> [TASK PROMPT]: Write the records below out in full, character for character, with no pictures.

> [RECORDS FOR PROCESSING]:

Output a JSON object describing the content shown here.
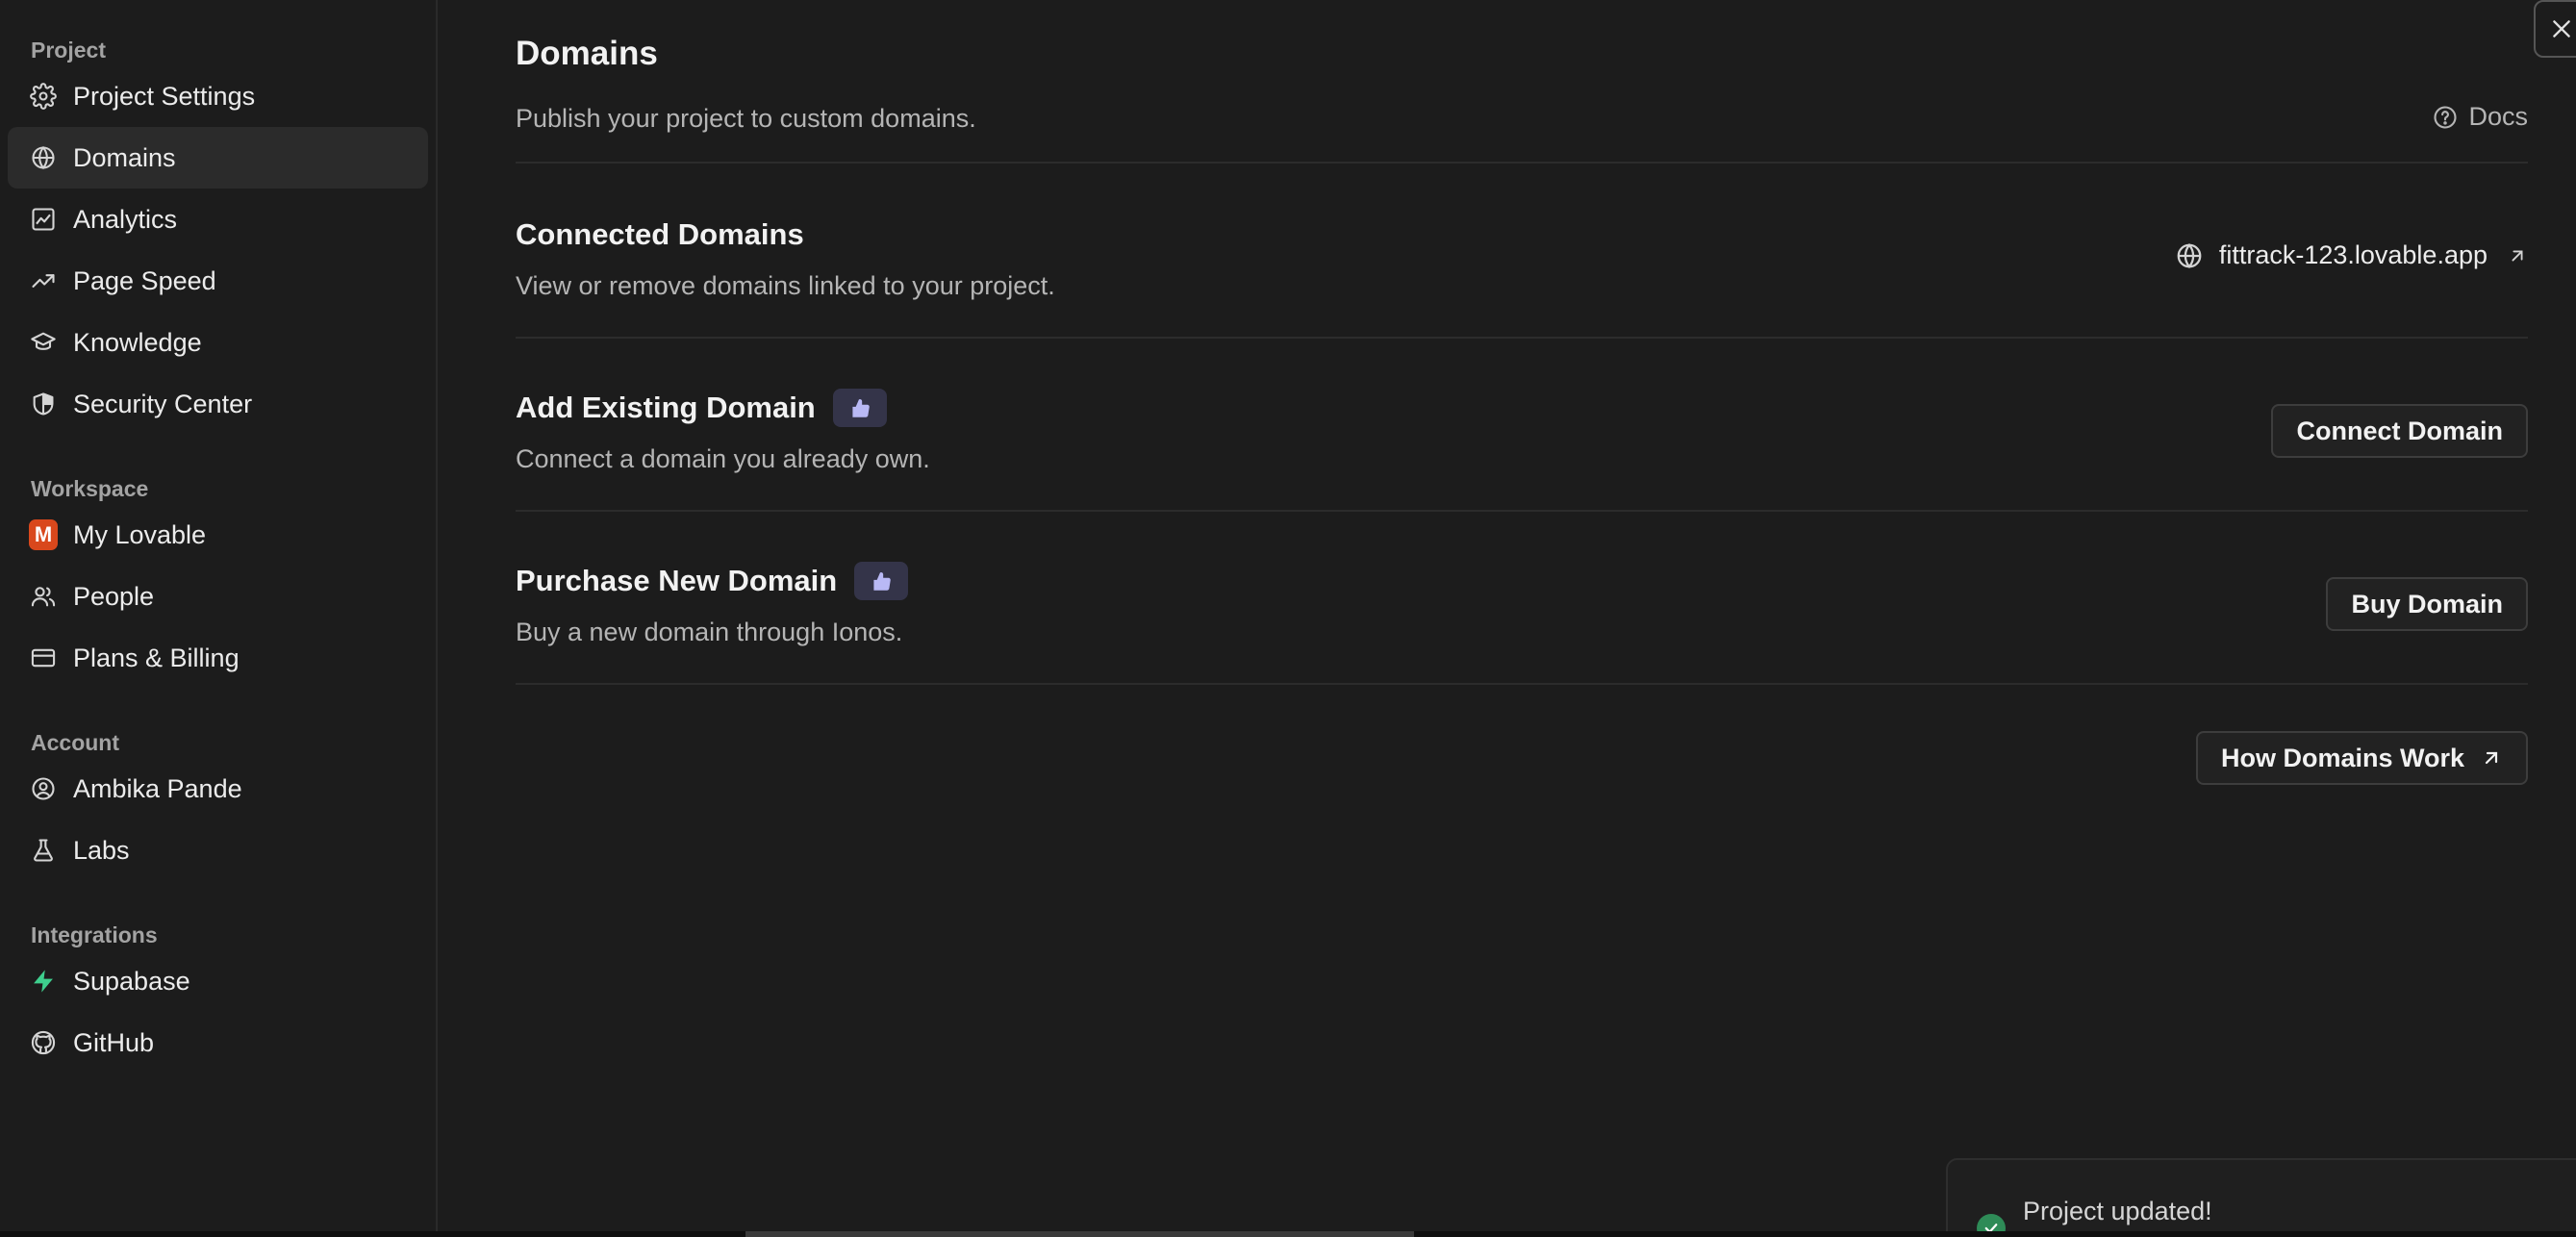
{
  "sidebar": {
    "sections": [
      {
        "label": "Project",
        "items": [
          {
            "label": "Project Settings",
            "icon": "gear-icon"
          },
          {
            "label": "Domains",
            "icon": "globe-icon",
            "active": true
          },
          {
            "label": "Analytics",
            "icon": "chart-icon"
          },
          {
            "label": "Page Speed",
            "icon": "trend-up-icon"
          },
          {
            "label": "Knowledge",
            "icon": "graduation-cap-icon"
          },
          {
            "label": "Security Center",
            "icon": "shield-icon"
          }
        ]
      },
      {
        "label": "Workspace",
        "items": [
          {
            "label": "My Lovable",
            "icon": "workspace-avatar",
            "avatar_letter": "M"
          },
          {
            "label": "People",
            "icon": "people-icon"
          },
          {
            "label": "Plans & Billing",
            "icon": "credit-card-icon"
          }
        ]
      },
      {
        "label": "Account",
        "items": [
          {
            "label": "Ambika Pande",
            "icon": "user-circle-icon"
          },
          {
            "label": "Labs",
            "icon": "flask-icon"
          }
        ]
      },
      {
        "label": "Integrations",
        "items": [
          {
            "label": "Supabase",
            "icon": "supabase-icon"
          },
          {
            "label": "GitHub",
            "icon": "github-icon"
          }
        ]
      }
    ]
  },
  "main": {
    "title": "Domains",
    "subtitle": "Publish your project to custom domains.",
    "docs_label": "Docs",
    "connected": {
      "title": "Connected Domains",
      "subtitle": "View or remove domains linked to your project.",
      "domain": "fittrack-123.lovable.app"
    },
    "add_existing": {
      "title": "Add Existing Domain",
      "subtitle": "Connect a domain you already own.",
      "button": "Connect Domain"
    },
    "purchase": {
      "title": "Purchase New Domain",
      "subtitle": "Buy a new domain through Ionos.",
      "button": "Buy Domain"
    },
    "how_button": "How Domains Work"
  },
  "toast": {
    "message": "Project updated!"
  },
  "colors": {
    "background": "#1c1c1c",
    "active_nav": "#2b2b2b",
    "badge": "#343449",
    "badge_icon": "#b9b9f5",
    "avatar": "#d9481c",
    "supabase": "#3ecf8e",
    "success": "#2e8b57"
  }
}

> [ANSWER FOR THE TASK]:
Output a JSON object describing the content shown here.
{
  "sidebar": {
    "sections": [
      {
        "label": "Project",
        "items": [
          {
            "label": "Project Settings",
            "icon": "gear-icon"
          },
          {
            "label": "Domains",
            "icon": "globe-icon",
            "active": true
          },
          {
            "label": "Analytics",
            "icon": "chart-icon"
          },
          {
            "label": "Page Speed",
            "icon": "trend-up-icon"
          },
          {
            "label": "Knowledge",
            "icon": "graduation-cap-icon"
          },
          {
            "label": "Security Center",
            "icon": "shield-icon"
          }
        ]
      },
      {
        "label": "Workspace",
        "items": [
          {
            "label": "My Lovable",
            "icon": "workspace-avatar",
            "avatar_letter": "M"
          },
          {
            "label": "People",
            "icon": "people-icon"
          },
          {
            "label": "Plans & Billing",
            "icon": "credit-card-icon"
          }
        ]
      },
      {
        "label": "Account",
        "items": [
          {
            "label": "Ambika Pande",
            "icon": "user-circle-icon"
          },
          {
            "label": "Labs",
            "icon": "flask-icon"
          }
        ]
      },
      {
        "label": "Integrations",
        "items": [
          {
            "label": "Supabase",
            "icon": "supabase-icon"
          },
          {
            "label": "GitHub",
            "icon": "github-icon"
          }
        ]
      }
    ]
  },
  "main": {
    "title": "Domains",
    "subtitle": "Publish your project to custom domains.",
    "docs_label": "Docs",
    "connected": {
      "title": "Connected Domains",
      "subtitle": "View or remove domains linked to your project.",
      "domain": "fittrack-123.lovable.app"
    },
    "add_existing": {
      "title": "Add Existing Domain",
      "subtitle": "Connect a domain you already own.",
      "button": "Connect Domain"
    },
    "purchase": {
      "title": "Purchase New Domain",
      "subtitle": "Buy a new domain through Ionos.",
      "button": "Buy Domain"
    },
    "how_button": "How Domains Work"
  },
  "toast": {
    "message": "Project updated!"
  },
  "colors": {
    "background": "#1c1c1c",
    "active_nav": "#2b2b2b",
    "badge": "#343449",
    "badge_icon": "#b9b9f5",
    "avatar": "#d9481c",
    "supabase": "#3ecf8e",
    "success": "#2e8b57"
  }
}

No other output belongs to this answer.